• [OBJECTIVE]:
Print out every line of the material below unchanged.

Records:
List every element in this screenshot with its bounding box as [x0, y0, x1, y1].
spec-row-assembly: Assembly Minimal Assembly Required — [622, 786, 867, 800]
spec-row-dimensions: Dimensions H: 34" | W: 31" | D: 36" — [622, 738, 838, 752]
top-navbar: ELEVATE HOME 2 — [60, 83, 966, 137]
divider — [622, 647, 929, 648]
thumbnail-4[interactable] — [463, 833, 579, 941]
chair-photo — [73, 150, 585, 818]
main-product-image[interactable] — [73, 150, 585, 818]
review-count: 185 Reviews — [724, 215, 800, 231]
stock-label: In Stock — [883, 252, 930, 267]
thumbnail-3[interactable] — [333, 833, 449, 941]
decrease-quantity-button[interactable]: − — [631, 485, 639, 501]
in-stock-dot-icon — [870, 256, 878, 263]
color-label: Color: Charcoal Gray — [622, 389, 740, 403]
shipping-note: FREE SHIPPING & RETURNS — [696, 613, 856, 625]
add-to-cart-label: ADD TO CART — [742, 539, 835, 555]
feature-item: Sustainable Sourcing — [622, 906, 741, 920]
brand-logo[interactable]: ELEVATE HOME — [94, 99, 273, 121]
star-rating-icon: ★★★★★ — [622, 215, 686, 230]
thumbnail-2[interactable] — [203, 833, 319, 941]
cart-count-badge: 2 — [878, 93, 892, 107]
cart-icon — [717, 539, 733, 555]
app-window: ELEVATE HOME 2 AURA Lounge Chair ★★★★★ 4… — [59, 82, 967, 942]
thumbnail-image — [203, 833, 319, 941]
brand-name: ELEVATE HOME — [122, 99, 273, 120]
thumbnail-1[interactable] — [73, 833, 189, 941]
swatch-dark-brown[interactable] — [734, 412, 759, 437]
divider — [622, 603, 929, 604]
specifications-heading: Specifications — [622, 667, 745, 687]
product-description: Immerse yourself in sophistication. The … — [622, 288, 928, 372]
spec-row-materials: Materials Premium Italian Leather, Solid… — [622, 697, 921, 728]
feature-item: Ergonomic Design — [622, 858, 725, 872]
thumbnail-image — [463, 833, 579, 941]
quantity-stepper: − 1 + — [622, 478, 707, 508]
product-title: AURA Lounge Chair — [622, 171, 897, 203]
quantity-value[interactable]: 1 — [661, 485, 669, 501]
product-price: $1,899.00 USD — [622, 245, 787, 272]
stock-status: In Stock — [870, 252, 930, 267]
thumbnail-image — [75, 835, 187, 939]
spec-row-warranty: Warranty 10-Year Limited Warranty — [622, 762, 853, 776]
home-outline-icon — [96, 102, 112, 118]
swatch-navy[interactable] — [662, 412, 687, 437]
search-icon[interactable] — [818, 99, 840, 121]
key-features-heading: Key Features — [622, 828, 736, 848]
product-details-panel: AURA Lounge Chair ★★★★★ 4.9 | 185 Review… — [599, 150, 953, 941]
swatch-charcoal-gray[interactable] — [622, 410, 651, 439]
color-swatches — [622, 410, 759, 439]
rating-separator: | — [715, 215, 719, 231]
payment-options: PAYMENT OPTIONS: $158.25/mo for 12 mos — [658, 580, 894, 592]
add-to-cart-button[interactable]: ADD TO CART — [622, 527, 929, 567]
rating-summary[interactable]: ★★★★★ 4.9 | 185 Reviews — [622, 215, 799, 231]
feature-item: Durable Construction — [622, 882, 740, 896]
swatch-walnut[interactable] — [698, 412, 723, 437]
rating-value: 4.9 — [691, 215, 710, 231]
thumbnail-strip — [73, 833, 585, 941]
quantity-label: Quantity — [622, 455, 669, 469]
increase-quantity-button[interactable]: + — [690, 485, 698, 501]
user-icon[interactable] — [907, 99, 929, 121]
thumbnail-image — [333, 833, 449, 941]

• [SOLUTION FOR THIS EXERCISE]:
List every element in this screenshot with its bounding box as [x0, y0, x1, y1].
spec-row-assembly: Assembly Minimal Assembly Required — [622, 786, 867, 800]
spec-row-dimensions: Dimensions H: 34" | W: 31" | D: 36" — [622, 738, 838, 752]
top-navbar: ELEVATE HOME 2 — [60, 83, 966, 137]
divider — [622, 647, 929, 648]
thumbnail-4[interactable] — [463, 833, 579, 941]
chair-photo — [73, 150, 585, 818]
main-product-image[interactable] — [73, 150, 585, 818]
review-count: 185 Reviews — [724, 215, 800, 231]
stock-label: In Stock — [883, 252, 930, 267]
thumbnail-3[interactable] — [333, 833, 449, 941]
decrease-quantity-button[interactable]: − — [631, 485, 639, 501]
in-stock-dot-icon — [870, 256, 878, 263]
color-label: Color: Charcoal Gray — [622, 389, 740, 403]
shipping-note: FREE SHIPPING & RETURNS — [696, 613, 856, 625]
add-to-cart-label: ADD TO CART — [742, 539, 835, 555]
feature-item: Sustainable Sourcing — [622, 906, 741, 920]
brand-logo[interactable]: ELEVATE HOME — [94, 99, 273, 121]
star-rating-icon: ★★★★★ — [622, 215, 686, 230]
thumbnail-2[interactable] — [203, 833, 319, 941]
cart-count-badge: 2 — [878, 93, 892, 107]
cart-icon — [717, 539, 733, 555]
app-window: ELEVATE HOME 2 AURA Lounge Chair ★★★★★ 4… — [59, 82, 967, 942]
thumbnail-image — [203, 833, 319, 941]
brand-name: ELEVATE HOME — [122, 99, 273, 120]
thumbnail-1[interactable] — [73, 833, 189, 941]
swatch-dark-brown[interactable] — [734, 412, 759, 437]
divider — [622, 603, 929, 604]
specifications-heading: Specifications — [622, 667, 745, 687]
product-description: Immerse yourself in sophistication. The … — [622, 288, 928, 372]
spec-row-materials: Materials Premium Italian Leather, Solid… — [622, 697, 921, 728]
feature-item: Ergonomic Design — [622, 858, 725, 872]
thumbnail-image — [463, 833, 579, 941]
quantity-stepper: − 1 + — [622, 478, 707, 508]
product-title: AURA Lounge Chair — [622, 171, 897, 203]
quantity-value[interactable]: 1 — [661, 485, 669, 501]
product-price: $1,899.00 USD — [622, 245, 787, 272]
stock-status: In Stock — [870, 252, 930, 267]
thumbnail-image — [75, 835, 187, 939]
spec-row-warranty: Warranty 10-Year Limited Warranty — [622, 762, 853, 776]
home-outline-icon — [96, 102, 112, 118]
swatch-navy[interactable] — [662, 412, 687, 437]
search-icon[interactable] — [818, 99, 840, 121]
key-features-heading: Key Features — [622, 828, 736, 848]
product-details-panel: AURA Lounge Chair ★★★★★ 4.9 | 185 Review… — [599, 150, 953, 941]
swatch-charcoal-gray[interactable] — [622, 410, 651, 439]
color-swatches — [622, 410, 759, 439]
rating-separator: | — [715, 215, 719, 231]
payment-options: PAYMENT OPTIONS: $158.25/mo for 12 mos — [658, 580, 894, 592]
add-to-cart-button[interactable]: ADD TO CART — [622, 527, 929, 567]
rating-summary[interactable]: ★★★★★ 4.9 | 185 Reviews — [622, 215, 799, 231]
feature-item: Durable Construction — [622, 882, 740, 896]
swatch-walnut[interactable] — [698, 412, 723, 437]
rating-value: 4.9 — [691, 215, 710, 231]
thumbnail-strip — [73, 833, 585, 941]
quantity-label: Quantity — [622, 455, 669, 469]
increase-quantity-button[interactable]: + — [690, 485, 698, 501]
user-icon[interactable] — [907, 99, 929, 121]
thumbnail-image — [333, 833, 449, 941]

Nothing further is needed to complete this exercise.